----- DATASET EXTRACT

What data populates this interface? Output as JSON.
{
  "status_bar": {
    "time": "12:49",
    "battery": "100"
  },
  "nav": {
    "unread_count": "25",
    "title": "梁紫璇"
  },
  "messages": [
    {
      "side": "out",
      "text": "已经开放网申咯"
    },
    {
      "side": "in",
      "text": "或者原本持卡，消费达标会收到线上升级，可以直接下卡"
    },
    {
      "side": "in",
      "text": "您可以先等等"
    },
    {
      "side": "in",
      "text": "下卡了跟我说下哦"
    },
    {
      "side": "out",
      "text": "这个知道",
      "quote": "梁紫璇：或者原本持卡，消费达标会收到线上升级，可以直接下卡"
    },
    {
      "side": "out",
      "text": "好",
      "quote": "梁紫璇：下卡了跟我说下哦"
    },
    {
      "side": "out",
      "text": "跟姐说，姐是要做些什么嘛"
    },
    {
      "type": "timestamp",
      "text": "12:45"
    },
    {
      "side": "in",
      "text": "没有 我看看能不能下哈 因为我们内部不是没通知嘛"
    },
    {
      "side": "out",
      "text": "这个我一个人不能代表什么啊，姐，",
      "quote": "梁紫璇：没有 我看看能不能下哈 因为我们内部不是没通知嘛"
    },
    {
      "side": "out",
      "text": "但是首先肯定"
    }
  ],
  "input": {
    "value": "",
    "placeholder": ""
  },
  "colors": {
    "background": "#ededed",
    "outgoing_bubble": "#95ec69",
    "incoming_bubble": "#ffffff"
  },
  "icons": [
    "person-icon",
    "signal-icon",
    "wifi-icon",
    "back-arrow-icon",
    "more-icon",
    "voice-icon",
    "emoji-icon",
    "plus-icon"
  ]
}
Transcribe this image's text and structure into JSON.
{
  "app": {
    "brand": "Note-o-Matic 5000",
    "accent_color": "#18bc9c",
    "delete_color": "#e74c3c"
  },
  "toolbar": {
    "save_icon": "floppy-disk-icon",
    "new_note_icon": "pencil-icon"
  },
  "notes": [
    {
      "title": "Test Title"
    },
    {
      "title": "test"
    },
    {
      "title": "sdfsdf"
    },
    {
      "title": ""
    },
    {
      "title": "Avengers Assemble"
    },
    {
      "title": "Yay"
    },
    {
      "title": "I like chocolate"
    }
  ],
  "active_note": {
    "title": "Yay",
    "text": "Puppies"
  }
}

----------

WHAT YOU ARE ASKED TO DO - Write out exactly the lines from the line holding "Transcribe this image's" through the last line of the data, and nothing besides those lines.

REPLY -
Transcribe this image's text and structure into JSON.
{
  "app": {
    "brand": "Note-o-Matic 5000",
    "accent_color": "#18bc9c",
    "delete_color": "#e74c3c"
  },
  "toolbar": {
    "save_icon": "floppy-disk-icon",
    "new_note_icon": "pencil-icon"
  },
  "notes": [
    {
      "title": "Test Title"
    },
    {
      "title": "test"
    },
    {
      "title": "sdfsdf"
    },
    {
      "title": ""
    },
    {
      "title": "Avengers Assemble"
    },
    {
      "title": "Yay"
    },
    {
      "title": "I like chocolate"
    }
  ],
  "active_note": {
    "title": "Yay",
    "text": "Puppies"
  }
}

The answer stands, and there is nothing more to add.